Objective: Search the entries below. Return every line that has "commit" in it.

[Data items]
== == ==

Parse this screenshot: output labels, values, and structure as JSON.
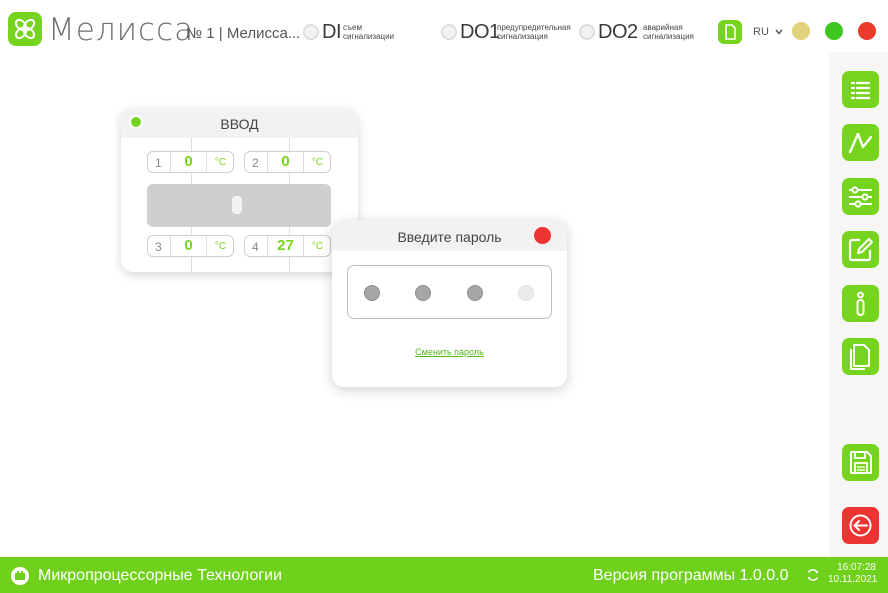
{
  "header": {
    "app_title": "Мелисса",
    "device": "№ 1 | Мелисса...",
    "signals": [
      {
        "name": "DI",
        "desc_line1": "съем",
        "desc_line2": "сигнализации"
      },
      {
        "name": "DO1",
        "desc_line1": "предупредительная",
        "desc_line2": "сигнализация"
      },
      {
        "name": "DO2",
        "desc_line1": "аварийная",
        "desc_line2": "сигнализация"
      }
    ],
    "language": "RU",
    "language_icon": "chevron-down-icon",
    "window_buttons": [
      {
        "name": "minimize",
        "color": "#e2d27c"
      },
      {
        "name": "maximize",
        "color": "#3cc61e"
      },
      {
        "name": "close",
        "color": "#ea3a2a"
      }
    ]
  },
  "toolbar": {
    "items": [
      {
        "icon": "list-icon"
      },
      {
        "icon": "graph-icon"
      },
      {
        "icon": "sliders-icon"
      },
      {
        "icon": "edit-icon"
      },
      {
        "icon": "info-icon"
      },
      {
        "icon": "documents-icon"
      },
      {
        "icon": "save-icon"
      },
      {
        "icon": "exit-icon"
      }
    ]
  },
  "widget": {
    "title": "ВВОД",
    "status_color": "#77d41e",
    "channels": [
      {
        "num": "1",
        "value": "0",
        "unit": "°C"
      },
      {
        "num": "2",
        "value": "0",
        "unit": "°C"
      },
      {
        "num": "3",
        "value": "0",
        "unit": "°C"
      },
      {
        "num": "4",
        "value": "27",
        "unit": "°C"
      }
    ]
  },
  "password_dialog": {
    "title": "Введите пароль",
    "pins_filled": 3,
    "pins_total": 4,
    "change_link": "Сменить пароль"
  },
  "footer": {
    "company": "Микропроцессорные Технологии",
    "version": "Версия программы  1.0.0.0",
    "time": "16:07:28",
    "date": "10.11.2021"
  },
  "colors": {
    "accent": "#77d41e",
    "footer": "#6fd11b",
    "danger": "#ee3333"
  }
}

== == ==

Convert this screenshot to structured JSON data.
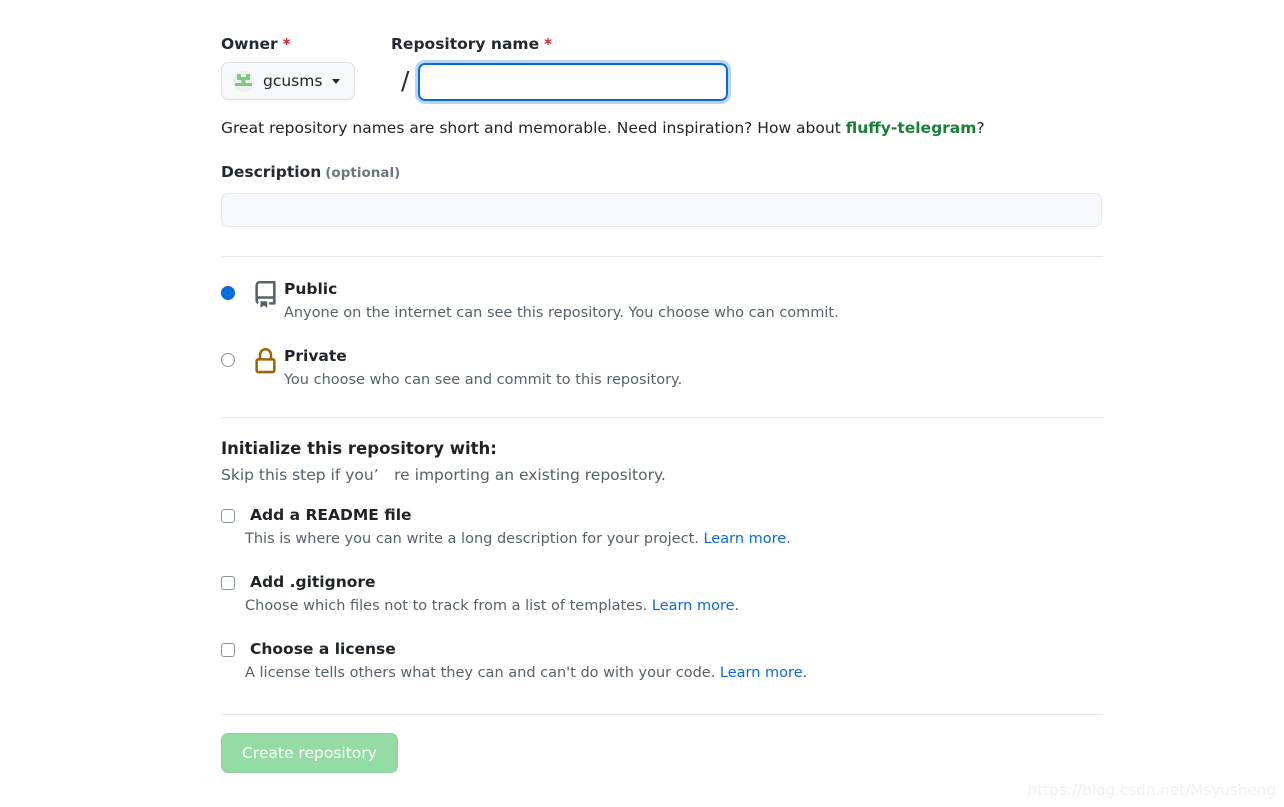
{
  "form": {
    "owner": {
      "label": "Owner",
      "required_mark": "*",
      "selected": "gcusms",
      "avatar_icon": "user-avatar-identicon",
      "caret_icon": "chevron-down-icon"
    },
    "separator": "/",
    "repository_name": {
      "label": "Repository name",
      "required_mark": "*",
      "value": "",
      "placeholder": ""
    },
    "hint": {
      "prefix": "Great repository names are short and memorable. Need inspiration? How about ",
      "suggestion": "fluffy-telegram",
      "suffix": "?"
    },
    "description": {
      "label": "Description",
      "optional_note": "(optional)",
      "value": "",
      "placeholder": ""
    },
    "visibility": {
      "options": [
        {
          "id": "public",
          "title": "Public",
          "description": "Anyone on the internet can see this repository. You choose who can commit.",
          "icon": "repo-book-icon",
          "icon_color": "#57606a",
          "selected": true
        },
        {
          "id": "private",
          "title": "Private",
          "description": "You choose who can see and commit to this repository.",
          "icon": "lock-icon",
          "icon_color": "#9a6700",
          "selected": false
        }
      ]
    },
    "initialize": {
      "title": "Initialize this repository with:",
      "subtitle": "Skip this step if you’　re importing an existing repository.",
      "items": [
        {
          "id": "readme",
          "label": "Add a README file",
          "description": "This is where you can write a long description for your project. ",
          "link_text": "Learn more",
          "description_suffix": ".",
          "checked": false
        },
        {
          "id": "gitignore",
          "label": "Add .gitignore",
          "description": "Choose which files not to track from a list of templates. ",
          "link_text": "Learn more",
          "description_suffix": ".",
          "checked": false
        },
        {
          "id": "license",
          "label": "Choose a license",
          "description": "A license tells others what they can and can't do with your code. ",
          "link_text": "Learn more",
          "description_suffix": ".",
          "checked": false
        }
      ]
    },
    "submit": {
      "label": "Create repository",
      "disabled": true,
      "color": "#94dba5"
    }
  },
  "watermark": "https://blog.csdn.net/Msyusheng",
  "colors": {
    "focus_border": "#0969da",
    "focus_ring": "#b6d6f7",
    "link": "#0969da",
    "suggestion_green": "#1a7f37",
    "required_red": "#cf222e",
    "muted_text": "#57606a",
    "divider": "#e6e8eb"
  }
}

== == ==

Solution to this problem:
          "description": "Anyone on the internet can see this repository. You choose who can commit.",
          "description": "You choose who can see and commit to this repository.",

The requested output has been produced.